##### RECORDS TO PROCESS

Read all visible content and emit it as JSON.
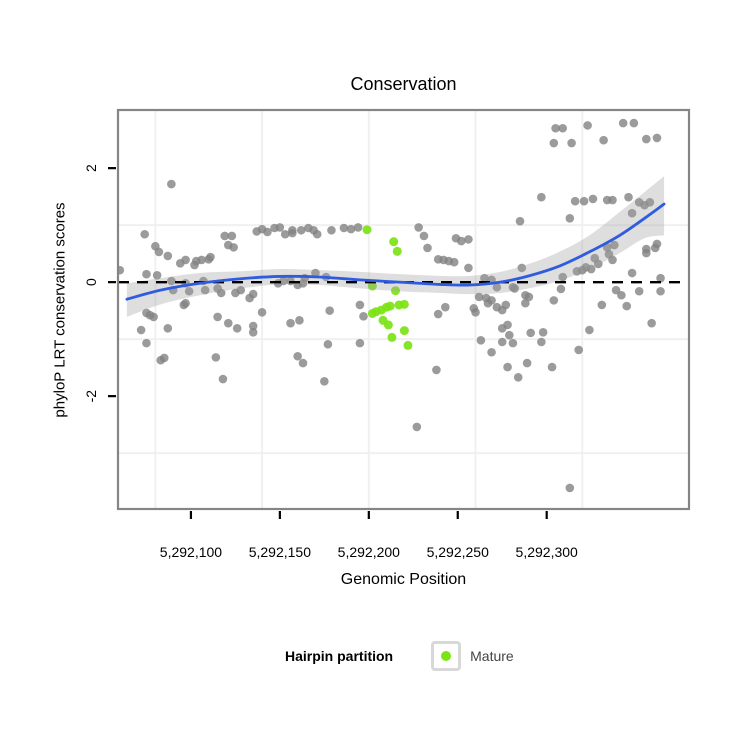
{
  "title": "Conservation",
  "x_axis": {
    "label": "Genomic Position",
    "ticks": [
      {
        "value": 5292100,
        "label": "5,292,100"
      },
      {
        "value": 5292150,
        "label": "5,292,150"
      },
      {
        "value": 5292200,
        "label": "5,292,200"
      },
      {
        "value": 5292250,
        "label": "5,292,250"
      },
      {
        "value": 5292300,
        "label": "5,292,300"
      }
    ]
  },
  "y_axis": {
    "label": "phyloP LRT conservation scores",
    "ticks": [
      {
        "value": 2,
        "label": "2"
      },
      {
        "value": 0,
        "label": "0"
      },
      {
        "value": -2,
        "label": "-2"
      }
    ]
  },
  "legend": {
    "title": "Hairpin partition",
    "items": [
      {
        "label": "Mature",
        "color": "#7CE314"
      }
    ]
  },
  "colors": {
    "point_gray": "#828282",
    "mature_green": "#7CE314",
    "smooth_line": "#2F5CDF",
    "band": "#9E9E9E",
    "grid": "#F0F0F0",
    "panel_border": "#858585",
    "dashed_line": "#000000",
    "tick": "#000000"
  },
  "chart_data": {
    "type": "scatter",
    "title": "Conservation",
    "xlabel": "Genomic Position",
    "ylabel": "phyloP LRT conservation scores",
    "x_domain": [
      5292059,
      5292380
    ],
    "y_domain": [
      -3.98,
      3.02
    ],
    "x_gridlines": [
      5292080,
      5292140,
      5292200,
      5292260,
      5292320
    ],
    "y_gridlines": [
      -3,
      -1,
      1
    ],
    "zero_line_y": 0,
    "legend_position": "bottom",
    "series": [
      {
        "name": "Conservation scores",
        "color": "#828282",
        "points": [
          [
            5292060,
            0.21
          ],
          [
            5292072,
            -0.84
          ],
          [
            5292074,
            0.84
          ],
          [
            5292075,
            0.14
          ],
          [
            5292075,
            -0.54
          ],
          [
            5292075,
            -1.07
          ],
          [
            5292077,
            -0.58
          ],
          [
            5292079,
            -0.61
          ],
          [
            5292080,
            0.63
          ],
          [
            5292081,
            0.12
          ],
          [
            5292082,
            0.53
          ],
          [
            5292083,
            -1.37
          ],
          [
            5292085,
            -1.33
          ],
          [
            5292087,
            0.46
          ],
          [
            5292087,
            -0.81
          ],
          [
            5292089,
            1.72
          ],
          [
            5292089,
            0.02
          ],
          [
            5292090,
            -0.14
          ],
          [
            5292094,
            0.33
          ],
          [
            5292096,
            -0.4
          ],
          [
            5292097,
            0.39
          ],
          [
            5292097,
            -0.02
          ],
          [
            5292097,
            -0.37
          ],
          [
            5292099,
            -0.16
          ],
          [
            5292102,
            0.3
          ],
          [
            5292103,
            0.37
          ],
          [
            5292106,
            0.39
          ],
          [
            5292107,
            0.02
          ],
          [
            5292108,
            -0.14
          ],
          [
            5292110,
            0.4
          ],
          [
            5292111,
            0.44
          ],
          [
            5292114,
            -1.32
          ],
          [
            5292115,
            -0.11
          ],
          [
            5292115,
            -0.61
          ],
          [
            5292117,
            -0.19
          ],
          [
            5292118,
            -1.7
          ],
          [
            5292119,
            0.81
          ],
          [
            5292121,
            0.65
          ],
          [
            5292121,
            -0.72
          ],
          [
            5292123,
            0.81
          ],
          [
            5292124,
            0.61
          ],
          [
            5292125,
            -0.19
          ],
          [
            5292126,
            -0.81
          ],
          [
            5292128,
            -0.14
          ],
          [
            5292133,
            -0.28
          ],
          [
            5292135,
            -0.21
          ],
          [
            5292135,
            -0.77
          ],
          [
            5292135,
            -0.88
          ],
          [
            5292137,
            0.89
          ],
          [
            5292140,
            0.93
          ],
          [
            5292140,
            -0.53
          ],
          [
            5292143,
            0.88
          ],
          [
            5292147,
            0.95
          ],
          [
            5292149,
            -0.02
          ],
          [
            5292150,
            0.96
          ],
          [
            5292152,
            0.02
          ],
          [
            5292153,
            0.84
          ],
          [
            5292156,
            0.02
          ],
          [
            5292156,
            -0.72
          ],
          [
            5292157,
            0.86
          ],
          [
            5292157,
            0.91
          ],
          [
            5292160,
            -0.05
          ],
          [
            5292160,
            -1.3
          ],
          [
            5292161,
            -0.67
          ],
          [
            5292162,
            0.91
          ],
          [
            5292163,
            -0.02
          ],
          [
            5292163,
            -1.42
          ],
          [
            5292164,
            0.07
          ],
          [
            5292166,
            0.95
          ],
          [
            5292169,
            0.91
          ],
          [
            5292170,
            0.16
          ],
          [
            5292171,
            0.84
          ],
          [
            5292175,
            -1.74
          ],
          [
            5292176,
            0.09
          ],
          [
            5292177,
            -1.09
          ],
          [
            5292178,
            -0.5
          ],
          [
            5292179,
            0.91
          ],
          [
            5292186,
            0.95
          ],
          [
            5292190,
            0.93
          ],
          [
            5292194,
            0.96
          ],
          [
            5292195,
            -0.4
          ],
          [
            5292195,
            -1.07
          ],
          [
            5292197,
            -0.6
          ],
          [
            5292227,
            -2.54
          ],
          [
            5292228,
            0.96
          ],
          [
            5292231,
            0.81
          ],
          [
            5292233,
            0.6
          ],
          [
            5292238,
            -1.54
          ],
          [
            5292239,
            0.4
          ],
          [
            5292239,
            -0.56
          ],
          [
            5292242,
            0.39
          ],
          [
            5292243,
            -0.44
          ],
          [
            5292245,
            0.37
          ],
          [
            5292248,
            0.35
          ],
          [
            5292249,
            0.77
          ],
          [
            5292252,
            0.72
          ],
          [
            5292256,
            0.75
          ],
          [
            5292256,
            0.25
          ],
          [
            5292259,
            -0.46
          ],
          [
            5292260,
            -0.53
          ],
          [
            5292262,
            -0.26
          ],
          [
            5292263,
            -1.02
          ],
          [
            5292265,
            0.07
          ],
          [
            5292266,
            -0.28
          ],
          [
            5292267,
            -0.37
          ],
          [
            5292269,
            0.04
          ],
          [
            5292269,
            -0.32
          ],
          [
            5292269,
            -1.23
          ],
          [
            5292272,
            -0.09
          ],
          [
            5292272,
            -0.44
          ],
          [
            5292275,
            -0.49
          ],
          [
            5292275,
            -0.81
          ],
          [
            5292275,
            -1.05
          ],
          [
            5292277,
            -0.4
          ],
          [
            5292278,
            -0.75
          ],
          [
            5292278,
            -1.49
          ],
          [
            5292279,
            -0.93
          ],
          [
            5292281,
            -0.09
          ],
          [
            5292281,
            -1.07
          ],
          [
            5292282,
            -0.11
          ],
          [
            5292284,
            -1.67
          ],
          [
            5292285,
            1.07
          ],
          [
            5292286,
            0.25
          ],
          [
            5292288,
            -0.23
          ],
          [
            5292288,
            -0.37
          ],
          [
            5292289,
            -1.42
          ],
          [
            5292290,
            -0.26
          ],
          [
            5292291,
            -0.89
          ],
          [
            5292297,
            1.49
          ],
          [
            5292297,
            -1.05
          ],
          [
            5292298,
            -0.88
          ],
          [
            5292303,
            -1.49
          ],
          [
            5292304,
            2.44
          ],
          [
            5292304,
            -0.32
          ],
          [
            5292305,
            2.7
          ],
          [
            5292308,
            -0.12
          ],
          [
            5292309,
            2.7
          ],
          [
            5292309,
            0.09
          ],
          [
            5292313,
            1.12
          ],
          [
            5292313,
            -3.61
          ],
          [
            5292314,
            2.44
          ],
          [
            5292316,
            1.42
          ],
          [
            5292317,
            0.19
          ],
          [
            5292318,
            -1.19
          ],
          [
            5292320,
            0.21
          ],
          [
            5292321,
            1.42
          ],
          [
            5292322,
            0.26
          ],
          [
            5292323,
            2.75
          ],
          [
            5292324,
            -0.84
          ],
          [
            5292325,
            0.23
          ],
          [
            5292326,
            1.46
          ],
          [
            5292327,
            0.42
          ],
          [
            5292329,
            0.32
          ],
          [
            5292331,
            -0.4
          ],
          [
            5292332,
            2.49
          ],
          [
            5292334,
            1.44
          ],
          [
            5292334,
            0.61
          ],
          [
            5292335,
            0.49
          ],
          [
            5292337,
            1.44
          ],
          [
            5292337,
            0.39
          ],
          [
            5292338,
            0.65
          ],
          [
            5292339,
            -0.14
          ],
          [
            5292342,
            -0.23
          ],
          [
            5292343,
            2.79
          ],
          [
            5292345,
            -0.42
          ],
          [
            5292346,
            1.49
          ],
          [
            5292348,
            1.21
          ],
          [
            5292348,
            0.16
          ],
          [
            5292349,
            2.79
          ],
          [
            5292352,
            1.4
          ],
          [
            5292352,
            -0.16
          ],
          [
            5292355,
            1.35
          ],
          [
            5292356,
            2.51
          ],
          [
            5292356,
            0.58
          ],
          [
            5292356,
            0.51
          ],
          [
            5292358,
            1.4
          ],
          [
            5292359,
            -0.72
          ],
          [
            5292361,
            0.6
          ],
          [
            5292362,
            2.53
          ],
          [
            5292362,
            0.67
          ],
          [
            5292364,
            0.07
          ],
          [
            5292364,
            -0.16
          ]
        ]
      },
      {
        "name": "Mature",
        "color": "#7CE314",
        "points": [
          [
            5292199,
            0.92
          ],
          [
            5292202,
            -0.07
          ],
          [
            5292202,
            -0.55
          ],
          [
            5292204,
            -0.52
          ],
          [
            5292207,
            -0.49
          ],
          [
            5292208,
            -0.67
          ],
          [
            5292210,
            -0.44
          ],
          [
            5292211,
            -0.75
          ],
          [
            5292212,
            -0.42
          ],
          [
            5292213,
            -0.97
          ],
          [
            5292214,
            0.71
          ],
          [
            5292215,
            -0.15
          ],
          [
            5292216,
            0.54
          ],
          [
            5292217,
            -0.4
          ],
          [
            5292220,
            -0.39
          ],
          [
            5292220,
            -0.85
          ],
          [
            5292222,
            -1.11
          ]
        ]
      }
    ],
    "smooth": {
      "name": "loess fit with confidence band",
      "color": "#2F5CDF",
      "x": [
        5292064,
        5292083,
        5292105,
        5292128,
        5292150,
        5292172,
        5292195,
        5292217,
        5292240,
        5292257,
        5292274,
        5292290,
        5292307,
        5292324,
        5292341,
        5292355,
        5292366
      ],
      "y": [
        -0.3,
        -0.14,
        -0.02,
        0.06,
        0.1,
        0.09,
        0.04,
        0.0,
        -0.04,
        -0.05,
        0.0,
        0.11,
        0.28,
        0.53,
        0.82,
        1.12,
        1.37
      ],
      "ci_upper": [
        -0.02,
        0.07,
        0.16,
        0.19,
        0.23,
        0.21,
        0.18,
        0.14,
        0.11,
        0.11,
        0.18,
        0.32,
        0.53,
        0.82,
        1.23,
        1.58,
        1.86
      ],
      "ci_lower": [
        -0.61,
        -0.39,
        -0.23,
        -0.11,
        -0.04,
        -0.05,
        -0.11,
        -0.16,
        -0.19,
        -0.21,
        -0.19,
        -0.11,
        0.02,
        0.23,
        0.51,
        0.77,
        0.82
      ]
    }
  }
}
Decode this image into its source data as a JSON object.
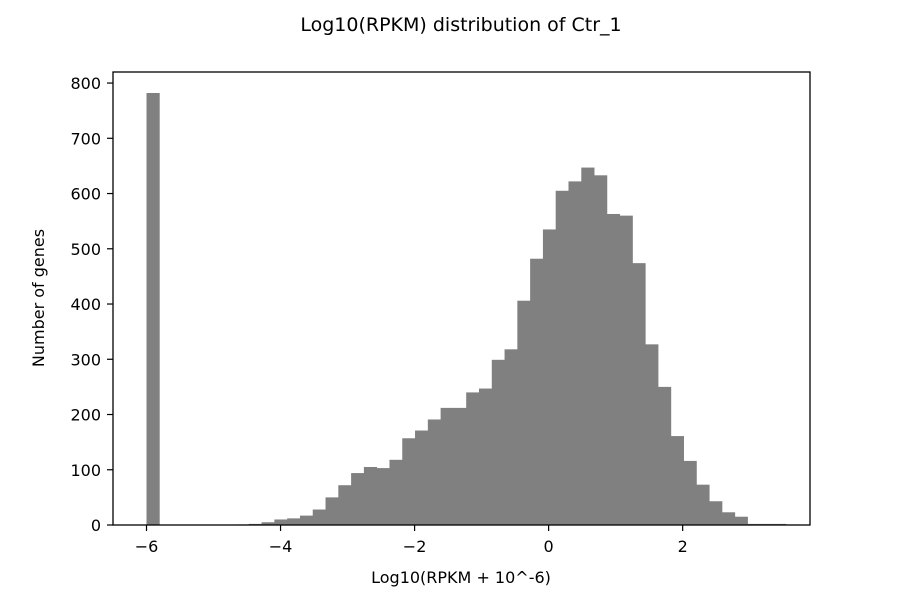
{
  "chart_data": {
    "type": "bar",
    "title": "Log10(RPKM) distribution of Ctr_1",
    "xlabel": "Log10(RPKM + 10^-6)",
    "ylabel": "Number of genes",
    "xlim": [
      -6.5,
      3.9
    ],
    "ylim": [
      0,
      820
    ],
    "x_ticks": [
      -6,
      -4,
      -2,
      0,
      2
    ],
    "x_tick_labels": [
      "−6",
      "−4",
      "−2",
      "0",
      "2"
    ],
    "y_ticks": [
      0,
      100,
      200,
      300,
      400,
      500,
      600,
      700,
      800
    ],
    "y_tick_labels": [
      "0",
      "100",
      "200",
      "300",
      "400",
      "500",
      "600",
      "700",
      "800"
    ],
    "bin_start": -6.0,
    "bin_width": 0.1908,
    "values": [
      782,
      0,
      0,
      0,
      0,
      0,
      0,
      1,
      2,
      5,
      10,
      12,
      17,
      28,
      50,
      72,
      94,
      105,
      103,
      118,
      157,
      171,
      191,
      212,
      212,
      240,
      247,
      299,
      318,
      406,
      482,
      535,
      605,
      622,
      647,
      633,
      563,
      560,
      474,
      327,
      250,
      161,
      116,
      73,
      43,
      23,
      15,
      2,
      2,
      2,
      1
    ],
    "bar_color": "#808080",
    "grid": false,
    "legend": "none"
  }
}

##########

> [EXERCISE] Determine how many lines in the listing above hold "ylabel". Give the number without any other words.

> [FINISHED EXERCISE] 2